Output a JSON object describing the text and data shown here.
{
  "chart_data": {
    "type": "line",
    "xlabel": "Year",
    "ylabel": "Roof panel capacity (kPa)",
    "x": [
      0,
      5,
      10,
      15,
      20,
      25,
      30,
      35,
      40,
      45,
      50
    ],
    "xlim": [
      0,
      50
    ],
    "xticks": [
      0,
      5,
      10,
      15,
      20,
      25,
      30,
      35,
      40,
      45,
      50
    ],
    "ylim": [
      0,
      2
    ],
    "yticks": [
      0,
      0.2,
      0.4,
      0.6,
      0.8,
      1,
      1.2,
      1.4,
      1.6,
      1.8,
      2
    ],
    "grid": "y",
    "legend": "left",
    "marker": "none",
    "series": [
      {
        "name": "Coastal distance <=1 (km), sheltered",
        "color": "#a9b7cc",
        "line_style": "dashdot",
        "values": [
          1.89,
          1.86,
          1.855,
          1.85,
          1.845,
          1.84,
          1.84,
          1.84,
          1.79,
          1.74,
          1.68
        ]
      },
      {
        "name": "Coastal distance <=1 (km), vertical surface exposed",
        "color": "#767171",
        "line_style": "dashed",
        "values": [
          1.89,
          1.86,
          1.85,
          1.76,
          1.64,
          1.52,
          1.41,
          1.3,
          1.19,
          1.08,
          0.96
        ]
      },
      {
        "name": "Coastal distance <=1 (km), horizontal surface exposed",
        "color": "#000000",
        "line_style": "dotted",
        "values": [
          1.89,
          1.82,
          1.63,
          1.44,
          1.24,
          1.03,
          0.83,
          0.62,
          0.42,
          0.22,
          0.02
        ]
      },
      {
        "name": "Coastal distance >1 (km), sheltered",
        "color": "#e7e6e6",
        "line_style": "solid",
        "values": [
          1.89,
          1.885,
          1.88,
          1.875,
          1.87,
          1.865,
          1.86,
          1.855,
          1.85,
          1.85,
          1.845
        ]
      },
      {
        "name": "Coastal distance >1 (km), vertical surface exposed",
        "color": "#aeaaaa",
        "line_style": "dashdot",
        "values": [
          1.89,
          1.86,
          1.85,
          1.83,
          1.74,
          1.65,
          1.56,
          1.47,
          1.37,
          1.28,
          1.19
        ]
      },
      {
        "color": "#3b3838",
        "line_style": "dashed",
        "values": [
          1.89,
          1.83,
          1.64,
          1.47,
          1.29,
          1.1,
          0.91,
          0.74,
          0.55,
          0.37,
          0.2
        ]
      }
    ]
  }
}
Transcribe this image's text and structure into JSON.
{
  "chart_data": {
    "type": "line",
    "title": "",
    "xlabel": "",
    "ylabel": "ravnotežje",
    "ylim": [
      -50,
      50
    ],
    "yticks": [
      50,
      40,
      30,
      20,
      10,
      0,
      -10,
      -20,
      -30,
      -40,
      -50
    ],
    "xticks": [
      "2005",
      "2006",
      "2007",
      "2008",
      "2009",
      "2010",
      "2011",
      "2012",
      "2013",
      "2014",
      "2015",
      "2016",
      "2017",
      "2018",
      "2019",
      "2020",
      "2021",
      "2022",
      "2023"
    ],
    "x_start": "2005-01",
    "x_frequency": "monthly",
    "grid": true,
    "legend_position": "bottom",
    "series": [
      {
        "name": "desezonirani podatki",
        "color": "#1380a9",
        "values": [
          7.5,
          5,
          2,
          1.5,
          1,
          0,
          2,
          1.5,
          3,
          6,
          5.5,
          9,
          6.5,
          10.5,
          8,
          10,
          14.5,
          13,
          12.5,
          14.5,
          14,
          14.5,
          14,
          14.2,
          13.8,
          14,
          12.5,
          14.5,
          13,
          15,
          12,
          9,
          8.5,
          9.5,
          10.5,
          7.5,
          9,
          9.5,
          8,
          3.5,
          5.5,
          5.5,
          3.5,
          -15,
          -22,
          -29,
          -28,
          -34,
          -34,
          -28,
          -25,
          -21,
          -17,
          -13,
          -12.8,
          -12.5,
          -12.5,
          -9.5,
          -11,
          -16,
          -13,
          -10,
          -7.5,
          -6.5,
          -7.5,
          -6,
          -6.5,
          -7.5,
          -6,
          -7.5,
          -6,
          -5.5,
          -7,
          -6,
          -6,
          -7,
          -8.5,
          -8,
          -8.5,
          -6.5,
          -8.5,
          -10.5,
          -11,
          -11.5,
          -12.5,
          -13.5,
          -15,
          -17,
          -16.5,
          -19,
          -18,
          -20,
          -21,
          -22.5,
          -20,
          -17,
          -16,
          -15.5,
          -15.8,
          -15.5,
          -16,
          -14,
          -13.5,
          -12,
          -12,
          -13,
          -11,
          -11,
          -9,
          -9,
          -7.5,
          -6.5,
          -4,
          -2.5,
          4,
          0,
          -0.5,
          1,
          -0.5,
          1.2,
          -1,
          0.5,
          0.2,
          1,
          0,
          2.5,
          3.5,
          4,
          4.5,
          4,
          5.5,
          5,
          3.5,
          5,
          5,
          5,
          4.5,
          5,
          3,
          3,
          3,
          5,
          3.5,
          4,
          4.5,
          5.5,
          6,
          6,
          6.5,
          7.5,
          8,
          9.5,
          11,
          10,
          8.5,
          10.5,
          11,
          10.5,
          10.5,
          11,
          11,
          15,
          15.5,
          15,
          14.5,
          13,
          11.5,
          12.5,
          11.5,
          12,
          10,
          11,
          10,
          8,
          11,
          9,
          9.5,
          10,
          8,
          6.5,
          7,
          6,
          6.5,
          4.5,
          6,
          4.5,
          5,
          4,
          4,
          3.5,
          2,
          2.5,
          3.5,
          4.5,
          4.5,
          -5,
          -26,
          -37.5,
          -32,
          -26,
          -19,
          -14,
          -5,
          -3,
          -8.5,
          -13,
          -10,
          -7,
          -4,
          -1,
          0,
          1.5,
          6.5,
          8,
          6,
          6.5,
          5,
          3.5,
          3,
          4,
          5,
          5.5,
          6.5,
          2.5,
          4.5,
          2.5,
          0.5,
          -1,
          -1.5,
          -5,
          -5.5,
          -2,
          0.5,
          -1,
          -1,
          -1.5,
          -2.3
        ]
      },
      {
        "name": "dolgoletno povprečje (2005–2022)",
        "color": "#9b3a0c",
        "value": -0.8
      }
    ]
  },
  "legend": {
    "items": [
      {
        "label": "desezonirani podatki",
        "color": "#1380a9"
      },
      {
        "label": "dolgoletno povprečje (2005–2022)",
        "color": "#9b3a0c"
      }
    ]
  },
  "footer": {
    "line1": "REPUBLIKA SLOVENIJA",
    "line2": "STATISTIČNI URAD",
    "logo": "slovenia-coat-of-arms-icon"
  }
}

- [WORK TO BE COMPLETED]: Check all the records above and select each line where the string "podatki" is found.

- [CORRECT ANSWER]:
        "name": "desezonirani podatki",
        "label": "desezonirani podatki",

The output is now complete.